→ **What is needed**: From the listing below, pull out the lines that hold "Work".

→ **Given entries**:
-- begin --
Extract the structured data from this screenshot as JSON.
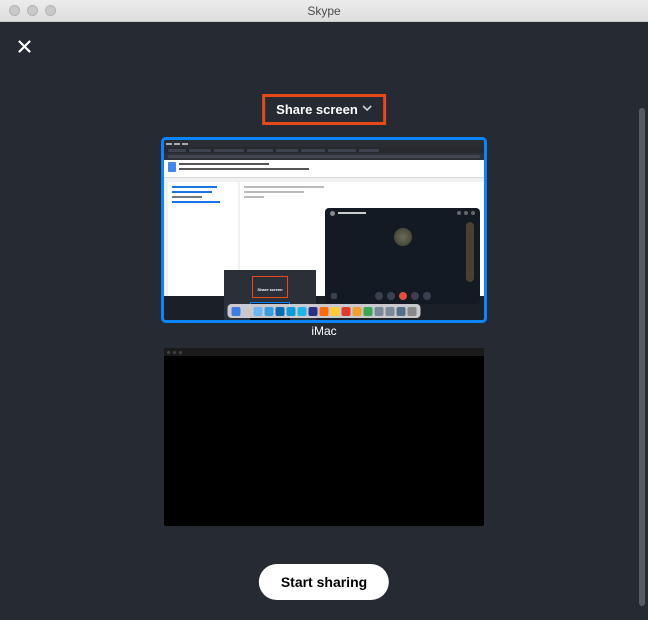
{
  "window": {
    "title": "Skype"
  },
  "dropdown": {
    "label": "Share screen"
  },
  "screens": [
    {
      "label": "iMac",
      "selected": true
    },
    {
      "label": "",
      "selected": false
    }
  ],
  "action": {
    "start_label": "Start sharing"
  },
  "thumb1": {
    "call_name": "Fancy Citizen",
    "dock_colors": [
      "#3b7de0",
      "#c8c8c8",
      "#6fb4f2",
      "#3a9de0",
      "#0a6bb5",
      "#129ad6",
      "#1fb6e6",
      "#2c2f84",
      "#ff6a00",
      "#ffcc33",
      "#e23a2e",
      "#f0a030",
      "#3aa655",
      "#7a889a",
      "#7a889a",
      "#547089",
      "#888888"
    ]
  }
}
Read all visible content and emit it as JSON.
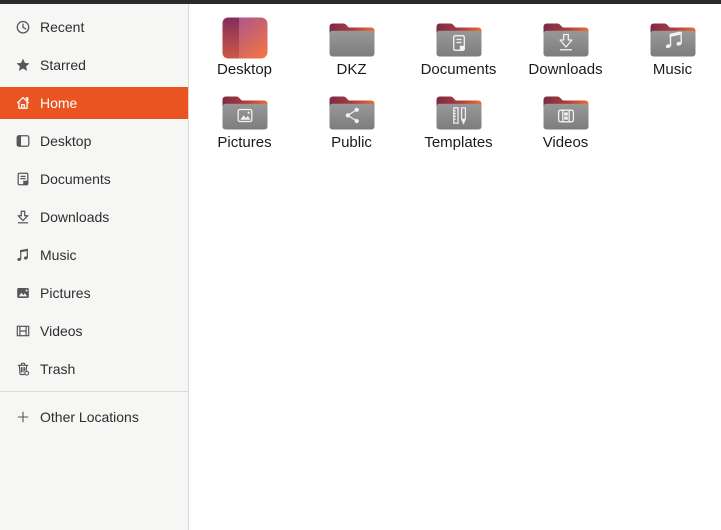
{
  "theme": {
    "accent": "#e95420",
    "topbar_color": "#2b2b2d",
    "sidebar_bg": "#f6f6f5",
    "content_bg": "#ffffff",
    "folder_body_gray": "#8c8c8c",
    "folder_tab_left": "#7c2b45",
    "folder_tab_right": "#ec6b33"
  },
  "sidebar": {
    "items": [
      {
        "id": "recent",
        "label": "Recent",
        "icon": "recent-clock-icon",
        "selected": false
      },
      {
        "id": "starred",
        "label": "Starred",
        "icon": "star-icon",
        "selected": false
      },
      {
        "id": "home",
        "label": "Home",
        "icon": "home-icon",
        "selected": true
      },
      {
        "id": "desktop",
        "label": "Desktop",
        "icon": "desktop-icon",
        "selected": false
      },
      {
        "id": "documents",
        "label": "Documents",
        "icon": "documents-icon",
        "selected": false
      },
      {
        "id": "downloads",
        "label": "Downloads",
        "icon": "download-arrow-icon",
        "selected": false
      },
      {
        "id": "music",
        "label": "Music",
        "icon": "music-note-icon",
        "selected": false
      },
      {
        "id": "pictures",
        "label": "Pictures",
        "icon": "picture-icon",
        "selected": false
      },
      {
        "id": "videos",
        "label": "Videos",
        "icon": "film-strip-icon",
        "selected": false
      },
      {
        "id": "trash",
        "label": "Trash",
        "icon": "trash-icon",
        "selected": false
      },
      {
        "type": "separator"
      },
      {
        "id": "other-locations",
        "label": "Other Locations",
        "icon": "plus-icon",
        "selected": false
      }
    ]
  },
  "files": {
    "items": [
      {
        "label": "Desktop",
        "icon": "desktop-gradient-folder-icon",
        "kind": "desktop"
      },
      {
        "label": "DKZ",
        "icon": "folder-icon",
        "kind": "plain"
      },
      {
        "label": "Documents",
        "icon": "folder-documents-icon",
        "kind": "document"
      },
      {
        "label": "Downloads",
        "icon": "folder-downloads-icon",
        "kind": "download"
      },
      {
        "label": "Music",
        "icon": "folder-music-icon",
        "kind": "music"
      },
      {
        "label": "Pictures",
        "icon": "folder-pictures-icon",
        "kind": "picture"
      },
      {
        "label": "Public",
        "icon": "folder-share-icon",
        "kind": "share"
      },
      {
        "label": "Templates",
        "icon": "folder-templates-icon",
        "kind": "template"
      },
      {
        "label": "Videos",
        "icon": "folder-videos-icon",
        "kind": "video"
      }
    ]
  }
}
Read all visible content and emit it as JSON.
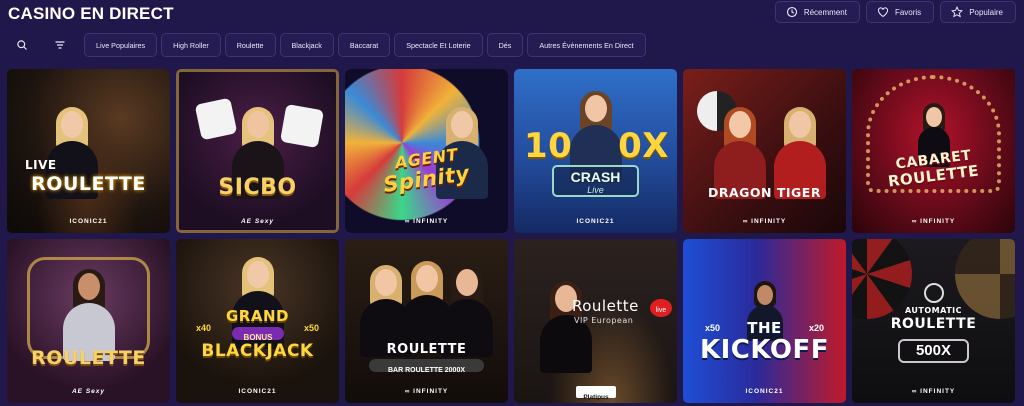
{
  "header": {
    "title": "CASINO EN DIRECT",
    "actions": [
      {
        "label": "Récemment",
        "icon": "history-icon"
      },
      {
        "label": "Favoris",
        "icon": "heart-icon"
      },
      {
        "label": "Populaire",
        "icon": "star-icon"
      }
    ]
  },
  "filters": {
    "search_icon": "search-icon",
    "filter_icon": "filter-icon",
    "chips": [
      "Live Populaires",
      "High Roller",
      "Roulette",
      "Blackjack",
      "Baccarat",
      "Spectacle Et Loterie",
      "Dés",
      "Autres Évènements En Direct"
    ]
  },
  "games": [
    {
      "line1": "LIVE",
      "line2": "ROULETTE",
      "provider": "ICONIC21"
    },
    {
      "line1": "",
      "line2": "SICBO",
      "provider": "AE Sexy"
    },
    {
      "line1": "AGENT",
      "line2": "Spinity",
      "provider": "∞ INFINITY"
    },
    {
      "line1": "10",
      "line2": "0X",
      "crash": "CRASH",
      "crash_sub": "Live",
      "provider": "ICONIC21"
    },
    {
      "line1": "",
      "line2": "DRAGON TIGER",
      "provider": "∞ INFINITY"
    },
    {
      "line1": "CABARET",
      "line2": "ROULETTE",
      "provider": "∞ INFINITY"
    },
    {
      "line1": "",
      "line2": "ROULETTE",
      "provider": "AE Sexy"
    },
    {
      "line1": "GRAND",
      "bonus": "BONUS",
      "left_mult": "x40",
      "right_mult": "x50",
      "line2": "BLACKJACK",
      "provider": "ICONIC21"
    },
    {
      "line1": "ROULETTE",
      "line2": "BAR ROULETTE 2000X",
      "provider": "∞ INFINITY"
    },
    {
      "line1": "Roulette",
      "live": "live",
      "line2": "VIP European",
      "provider": "Platipus"
    },
    {
      "line1": "THE",
      "line2": "KICKOFF",
      "left_mult": "x50",
      "right_mult": "x20",
      "provider": "ICONIC21"
    },
    {
      "line1": "AUTOMATIC",
      "line2": "ROULETTE",
      "badge": "500X",
      "provider": "∞ INFINITY"
    }
  ],
  "colors": {
    "background": "#20184a",
    "chip_bg": "#241c52",
    "chip_border": "#3d3570",
    "gold": "#f4c542"
  }
}
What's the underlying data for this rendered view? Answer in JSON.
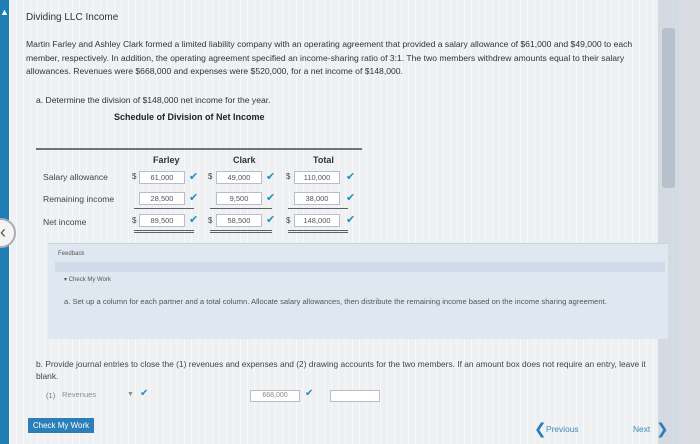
{
  "header": {
    "title": "Dividing LLC Income"
  },
  "problem": {
    "intro": "Martin Farley and Ashley Clark formed a limited liability company with an operating agreement that provided a salary allowance of $61,000 and $49,000 to each member, respectively. In addition, the operating agreement specified an income-sharing ratio of 3:1. The two members withdrew amounts equal to their salary allowances. Revenues were $668,000 and expenses were $520,000, for a net income of $148,000.",
    "part_a": "a. Determine the division of $148,000 net income for the year."
  },
  "schedule": {
    "title": "Schedule of Division of Net Income",
    "columns": [
      "Farley",
      "Clark",
      "Total"
    ],
    "rows": [
      {
        "label": "Salary allowance",
        "values": [
          "61,000",
          "49,000",
          "110,000"
        ]
      },
      {
        "label": "Remaining income",
        "values": [
          "28,500",
          "9,500",
          "38,000"
        ]
      },
      {
        "label": "Net income",
        "values": [
          "89,500",
          "58,500",
          "148,000"
        ]
      }
    ],
    "currency_symbol": "$",
    "check_glyph": "✔"
  },
  "feedback": {
    "label": "Feedback",
    "subheading": "Check My Work",
    "text": "a. Set up a column for each partner and a total column. Allocate salary allowances, then distribute the remaining income based on the income sharing agreement."
  },
  "part_b": {
    "text": "b. Provide journal entries to close the (1) revenues and expenses and (2) drawing accounts for the two members. If an amount box does not require an entry, leave it blank.",
    "entry": {
      "number": "(1)",
      "account": "Revenues",
      "debit": "668,000",
      "credit": ""
    }
  },
  "footer": {
    "check_button": "Check My Work",
    "previous": "Previous",
    "next": "Next"
  },
  "icons": {
    "left_nav": "chevron-left-icon",
    "prev": "chevron-left-icon",
    "next": "chevron-right-icon",
    "dropdown": "caret-down-icon"
  },
  "colors": {
    "accent": "#2b7fb8",
    "check": "#1e8fc4"
  }
}
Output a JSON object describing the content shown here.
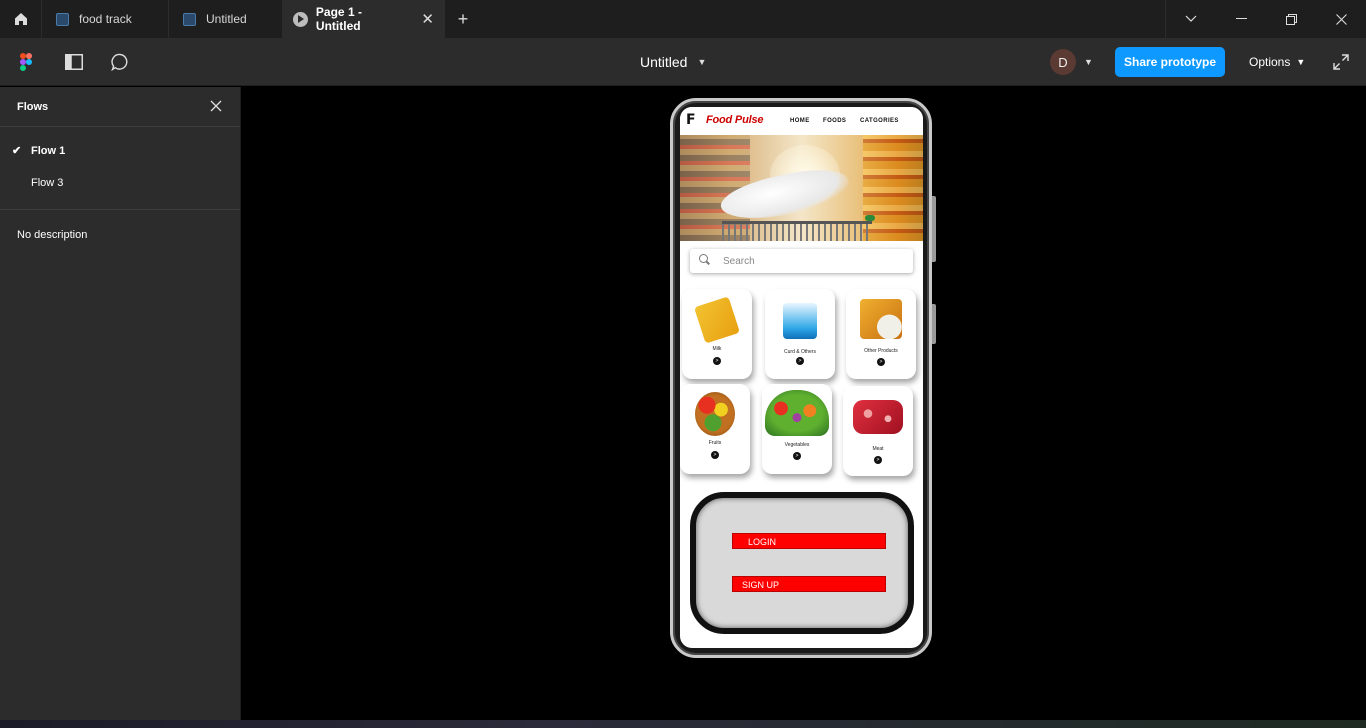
{
  "tabs": [
    {
      "label": "food track"
    },
    {
      "label": "Untitled"
    },
    {
      "label": "Page 1 - Untitled"
    }
  ],
  "toolbar": {
    "doc_title": "Untitled",
    "avatar_initial": "D",
    "share_label": "Share prototype",
    "options_label": "Options"
  },
  "sidebar": {
    "title": "Flows",
    "flows": [
      {
        "label": "Flow 1",
        "selected": true
      },
      {
        "label": "Flow 3",
        "selected": false
      }
    ],
    "description": "No description"
  },
  "app": {
    "brand": "Food Pulse",
    "logo": "F",
    "nav": [
      "HOME",
      "FOODS",
      "CATGORIES"
    ],
    "search_placeholder": "Search",
    "categories": [
      {
        "label": "Milk"
      },
      {
        "label": "Curd & Others"
      },
      {
        "label": "Other Products"
      },
      {
        "label": "Fruits"
      },
      {
        "label": "Vegetables"
      },
      {
        "label": "Meat"
      }
    ],
    "login_label": "LOGIN",
    "signup_label": "SIGN UP",
    "arrow": ">"
  },
  "colors": {
    "accent": "#0d99ff",
    "brand_red": "#c00000",
    "button_red": "#ff0000"
  }
}
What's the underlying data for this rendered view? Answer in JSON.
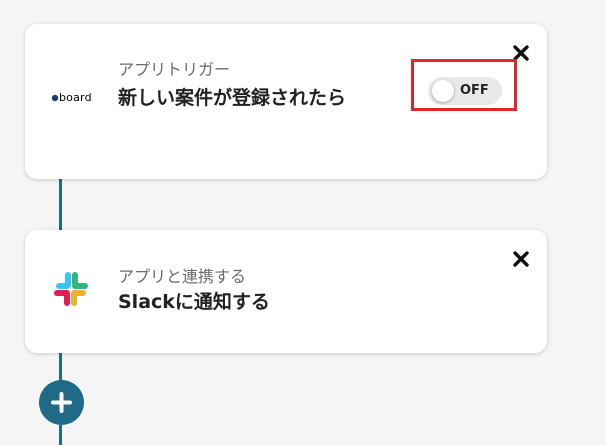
{
  "trigger_card": {
    "app_logo_text": "board",
    "subtitle": "アプリトリガー",
    "title": "新しい案件が登録されたら",
    "toggle_label": "OFF"
  },
  "action_card": {
    "app_icon": "slack-icon",
    "subtitle": "アプリと連携する",
    "title": "Slackに通知する"
  },
  "colors": {
    "accent": "#1f6a86",
    "highlight": "#e0262b"
  },
  "icons": {
    "close": "close-icon",
    "add": "plus-icon"
  }
}
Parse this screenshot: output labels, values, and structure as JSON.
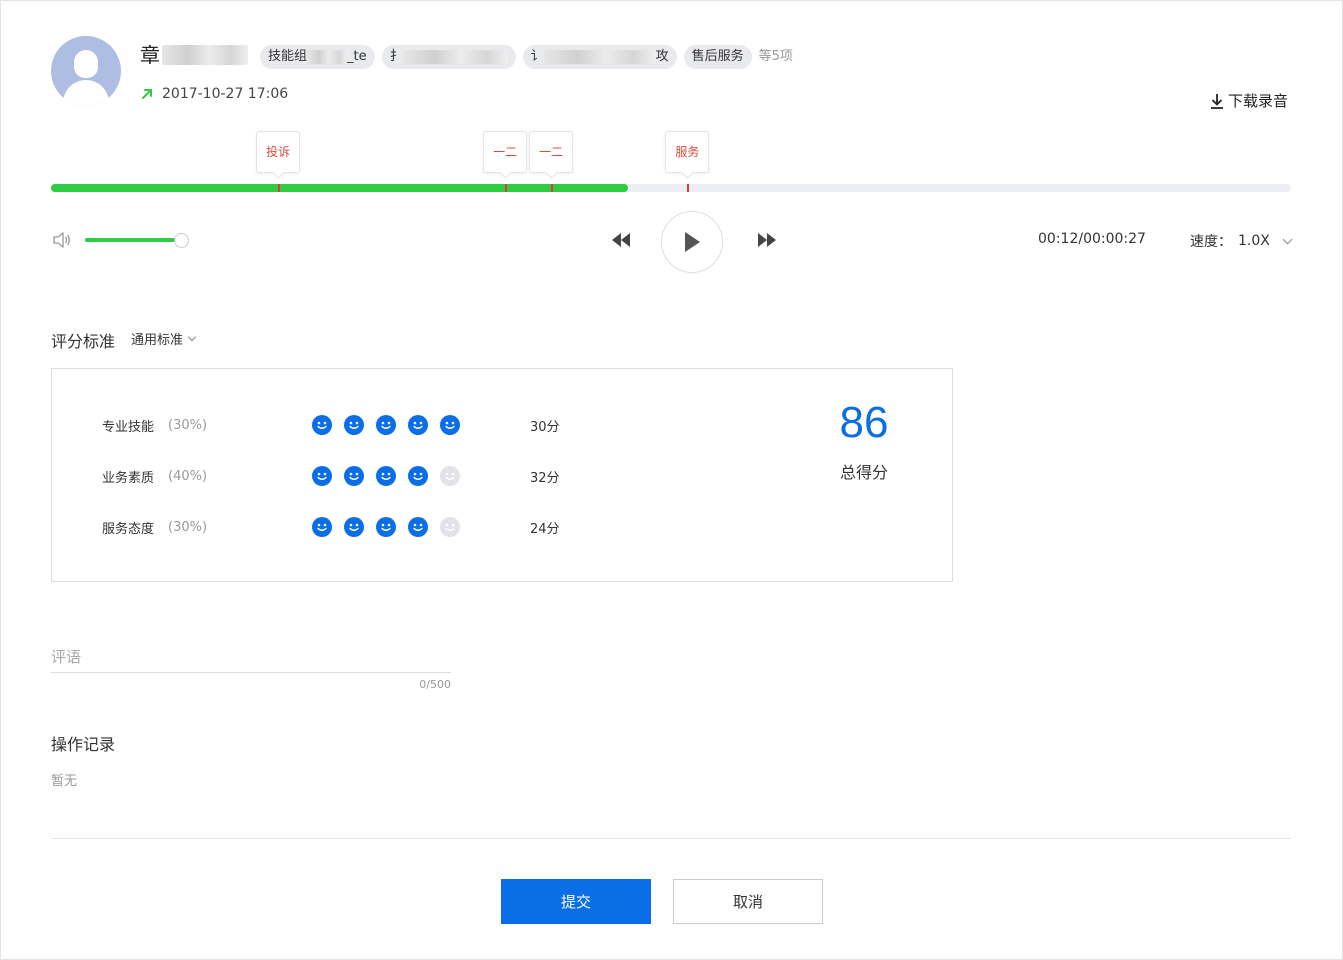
-- end --
→ **The output**:
    "subheading": "Check My Work",
    "check_button": "Check My Work",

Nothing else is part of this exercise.